Write out the data below in full. Keep it exact.

******

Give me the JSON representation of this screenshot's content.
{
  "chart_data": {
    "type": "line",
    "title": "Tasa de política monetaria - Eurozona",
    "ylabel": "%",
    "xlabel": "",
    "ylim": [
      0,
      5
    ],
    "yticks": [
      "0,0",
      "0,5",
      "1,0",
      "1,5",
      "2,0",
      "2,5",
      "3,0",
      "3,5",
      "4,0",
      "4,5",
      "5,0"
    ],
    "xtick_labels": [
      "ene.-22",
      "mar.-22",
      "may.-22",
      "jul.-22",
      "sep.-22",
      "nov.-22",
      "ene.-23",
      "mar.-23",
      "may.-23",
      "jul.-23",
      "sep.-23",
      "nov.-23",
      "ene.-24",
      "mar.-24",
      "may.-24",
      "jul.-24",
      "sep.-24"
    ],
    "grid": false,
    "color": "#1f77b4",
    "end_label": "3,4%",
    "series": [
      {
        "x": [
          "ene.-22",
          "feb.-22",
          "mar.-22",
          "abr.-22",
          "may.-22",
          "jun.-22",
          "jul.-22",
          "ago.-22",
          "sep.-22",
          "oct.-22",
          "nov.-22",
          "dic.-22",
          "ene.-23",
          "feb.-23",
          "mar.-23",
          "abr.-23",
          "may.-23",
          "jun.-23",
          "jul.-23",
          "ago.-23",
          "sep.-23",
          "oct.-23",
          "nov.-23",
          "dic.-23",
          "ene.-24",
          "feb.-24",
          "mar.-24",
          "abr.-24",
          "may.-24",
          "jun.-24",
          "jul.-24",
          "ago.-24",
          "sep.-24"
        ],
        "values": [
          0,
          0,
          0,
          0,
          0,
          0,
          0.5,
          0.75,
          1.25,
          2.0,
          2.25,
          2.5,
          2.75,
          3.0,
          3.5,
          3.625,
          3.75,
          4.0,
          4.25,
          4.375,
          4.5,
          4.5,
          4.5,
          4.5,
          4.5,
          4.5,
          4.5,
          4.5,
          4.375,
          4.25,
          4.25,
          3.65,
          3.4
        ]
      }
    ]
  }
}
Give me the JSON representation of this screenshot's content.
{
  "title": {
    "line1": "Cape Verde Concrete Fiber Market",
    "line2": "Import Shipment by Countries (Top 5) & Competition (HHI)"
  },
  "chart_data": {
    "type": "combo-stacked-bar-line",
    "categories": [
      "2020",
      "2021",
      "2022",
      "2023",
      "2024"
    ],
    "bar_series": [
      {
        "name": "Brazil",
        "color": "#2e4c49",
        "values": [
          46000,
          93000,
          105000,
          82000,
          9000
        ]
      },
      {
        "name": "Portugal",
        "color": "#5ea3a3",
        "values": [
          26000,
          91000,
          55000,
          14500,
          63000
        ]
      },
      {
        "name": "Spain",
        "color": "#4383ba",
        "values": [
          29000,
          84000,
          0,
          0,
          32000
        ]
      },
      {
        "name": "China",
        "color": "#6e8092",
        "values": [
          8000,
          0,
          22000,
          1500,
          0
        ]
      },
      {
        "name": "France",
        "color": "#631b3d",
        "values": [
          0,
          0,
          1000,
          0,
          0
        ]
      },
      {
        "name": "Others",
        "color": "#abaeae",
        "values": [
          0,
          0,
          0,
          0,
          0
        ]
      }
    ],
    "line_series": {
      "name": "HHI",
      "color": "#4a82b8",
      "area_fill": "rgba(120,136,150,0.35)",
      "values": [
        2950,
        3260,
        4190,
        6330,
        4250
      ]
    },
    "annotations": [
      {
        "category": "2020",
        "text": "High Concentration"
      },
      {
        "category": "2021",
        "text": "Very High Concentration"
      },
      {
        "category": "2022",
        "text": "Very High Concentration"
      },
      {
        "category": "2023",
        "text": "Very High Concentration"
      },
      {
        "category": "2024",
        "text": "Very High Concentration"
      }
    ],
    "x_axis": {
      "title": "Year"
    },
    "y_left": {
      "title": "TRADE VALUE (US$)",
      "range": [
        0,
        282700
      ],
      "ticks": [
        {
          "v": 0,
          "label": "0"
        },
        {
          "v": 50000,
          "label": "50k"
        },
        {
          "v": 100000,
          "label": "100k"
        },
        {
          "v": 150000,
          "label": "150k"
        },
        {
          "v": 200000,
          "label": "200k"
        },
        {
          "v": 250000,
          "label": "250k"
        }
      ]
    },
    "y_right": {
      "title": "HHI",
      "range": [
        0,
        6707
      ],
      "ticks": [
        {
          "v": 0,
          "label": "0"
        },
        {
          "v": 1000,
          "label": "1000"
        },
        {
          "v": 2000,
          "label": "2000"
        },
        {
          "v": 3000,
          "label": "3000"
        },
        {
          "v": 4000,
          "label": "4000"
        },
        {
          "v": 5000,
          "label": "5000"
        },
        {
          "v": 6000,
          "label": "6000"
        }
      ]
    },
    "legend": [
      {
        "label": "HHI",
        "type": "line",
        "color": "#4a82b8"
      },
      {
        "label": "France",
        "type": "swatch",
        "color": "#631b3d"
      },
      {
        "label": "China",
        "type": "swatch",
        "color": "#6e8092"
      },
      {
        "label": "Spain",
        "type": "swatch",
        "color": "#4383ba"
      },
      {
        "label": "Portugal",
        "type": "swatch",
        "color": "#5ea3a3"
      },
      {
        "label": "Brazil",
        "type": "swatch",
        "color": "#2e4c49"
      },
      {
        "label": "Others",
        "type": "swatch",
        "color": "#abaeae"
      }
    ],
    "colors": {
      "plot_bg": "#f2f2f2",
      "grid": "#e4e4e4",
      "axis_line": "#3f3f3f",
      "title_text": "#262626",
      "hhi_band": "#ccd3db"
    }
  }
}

******

_Result of this task_
Give me the JSON representation of this screenshot's content.
{
  "chart_data": {
    "type": "line",
    "title": "Tasa de política monetaria - Eurozona",
    "ylabel": "%",
    "xlabel": "",
    "ylim": [
      0,
      5
    ],
    "yticks": [
      "0,0",
      "0,5",
      "1,0",
      "1,5",
      "2,0",
      "2,5",
      "3,0",
      "3,5",
      "4,0",
      "4,5",
      "5,0"
    ],
    "xtick_labels": [
      "ene.-22",
      "mar.-22",
      "may.-22",
      "jul.-22",
      "sep.-22",
      "nov.-22",
      "ene.-23",
      "mar.-23",
      "may.-23",
      "jul.-23",
      "sep.-23",
      "nov.-23",
      "ene.-24",
      "mar.-24",
      "may.-24",
      "jul.-24",
      "sep.-24"
    ],
    "grid": false,
    "color": "#1f77b4",
    "end_label": "3,4%",
    "series": [
      {
        "x": [
          "ene.-22",
          "feb.-22",
          "mar.-22",
          "abr.-22",
          "may.-22",
          "jun.-22",
          "jul.-22",
          "ago.-22",
          "sep.-22",
          "oct.-22",
          "nov.-22",
          "dic.-22",
          "ene.-23",
          "feb.-23",
          "mar.-23",
          "abr.-23",
          "may.-23",
          "jun.-23",
          "jul.-23",
          "ago.-23",
          "sep.-23",
          "oct.-23",
          "nov.-23",
          "dic.-23",
          "ene.-24",
          "feb.-24",
          "mar.-24",
          "abr.-24",
          "may.-24",
          "jun.-24",
          "jul.-24",
          "ago.-24",
          "sep.-24"
        ],
        "values": [
          0,
          0,
          0,
          0,
          0,
          0,
          0.5,
          0.75,
          1.25,
          2.0,
          2.25,
          2.5,
          2.75,
          3.0,
          3.5,
          3.625,
          3.75,
          4.0,
          4.25,
          4.375,
          4.5,
          4.5,
          4.5,
          4.5,
          4.5,
          4.5,
          4.5,
          4.5,
          4.375,
          4.25,
          4.25,
          3.65,
          3.4
        ]
      }
    ]
  }
}
Give me the JSON representation of this screenshot's content.
{
  "title": {
    "line1": "Cape Verde Concrete Fiber Market",
    "line2": "Import Shipment by Countries (Top 5) & Competition (HHI)"
  },
  "chart_data": {
    "type": "combo-stacked-bar-line",
    "categories": [
      "2020",
      "2021",
      "2022",
      "2023",
      "2024"
    ],
    "bar_series": [
      {
        "name": "Brazil",
        "color": "#2e4c49",
        "values": [
          46000,
          93000,
          105000,
          82000,
          9000
        ]
      },
      {
        "name": "Portugal",
        "color": "#5ea3a3",
        "values": [
          26000,
          91000,
          55000,
          14500,
          63000
        ]
      },
      {
        "name": "Spain",
        "color": "#4383ba",
        "values": [
          29000,
          84000,
          0,
          0,
          32000
        ]
      },
      {
        "name": "China",
        "color": "#6e8092",
        "values": [
          8000,
          0,
          22000,
          1500,
          0
        ]
      },
      {
        "name": "France",
        "color": "#631b3d",
        "values": [
          0,
          0,
          1000,
          0,
          0
        ]
      },
      {
        "name": "Others",
        "color": "#abaeae",
        "values": [
          0,
          0,
          0,
          0,
          0
        ]
      }
    ],
    "line_series": {
      "name": "HHI",
      "color": "#4a82b8",
      "area_fill": "rgba(120,136,150,0.35)",
      "values": [
        2950,
        3260,
        4190,
        6330,
        4250
      ]
    },
    "annotations": [
      {
        "category": "2020",
        "text": "High Concentration"
      },
      {
        "category": "2021",
        "text": "Very High Concentration"
      },
      {
        "category": "2022",
        "text": "Very High Concentration"
      },
      {
        "category": "2023",
        "text": "Very High Concentration"
      },
      {
        "category": "2024",
        "text": "Very High Concentration"
      }
    ],
    "x_axis": {
      "title": "Year"
    },
    "y_left": {
      "title": "TRADE VALUE (US$)",
      "range": [
        0,
        282700
      ],
      "ticks": [
        {
          "v": 0,
          "label": "0"
        },
        {
          "v": 50000,
          "label": "50k"
        },
        {
          "v": 100000,
          "label": "100k"
        },
        {
          "v": 150000,
          "label": "150k"
        },
        {
          "v": 200000,
          "label": "200k"
        },
        {
          "v": 250000,
          "label": "250k"
        }
      ]
    },
    "y_right": {
      "title": "HHI",
      "range": [
        0,
        6707
      ],
      "ticks": [
        {
          "v": 0,
          "label": "0"
        },
        {
          "v": 1000,
          "label": "1000"
        },
        {
          "v": 2000,
          "label": "2000"
        },
        {
          "v": 3000,
          "label": "3000"
        },
        {
          "v": 4000,
          "label": "4000"
        },
        {
          "v": 5000,
          "label": "5000"
        },
        {
          "v": 6000,
          "label": "6000"
        }
      ]
    },
    "legend": [
      {
        "label": "HHI",
        "type": "line",
        "color": "#4a82b8"
      },
      {
        "label": "France",
        "type": "swatch",
        "color": "#631b3d"
      },
      {
        "label": "China",
        "type": "swatch",
        "color": "#6e8092"
      },
      {
        "label": "Spain",
        "type": "swatch",
        "color": "#4383ba"
      },
      {
        "label": "Portugal",
        "type": "swatch",
        "color": "#5ea3a3"
      },
      {
        "label": "Brazil",
        "type": "swatch",
        "color": "#2e4c49"
      },
      {
        "label": "Others",
        "type": "swatch",
        "color": "#abaeae"
      }
    ],
    "colors": {
      "plot_bg": "#f2f2f2",
      "grid": "#e4e4e4",
      "axis_line": "#3f3f3f",
      "title_text": "#262626",
      "hhi_band": "#ccd3db"
    }
  }
}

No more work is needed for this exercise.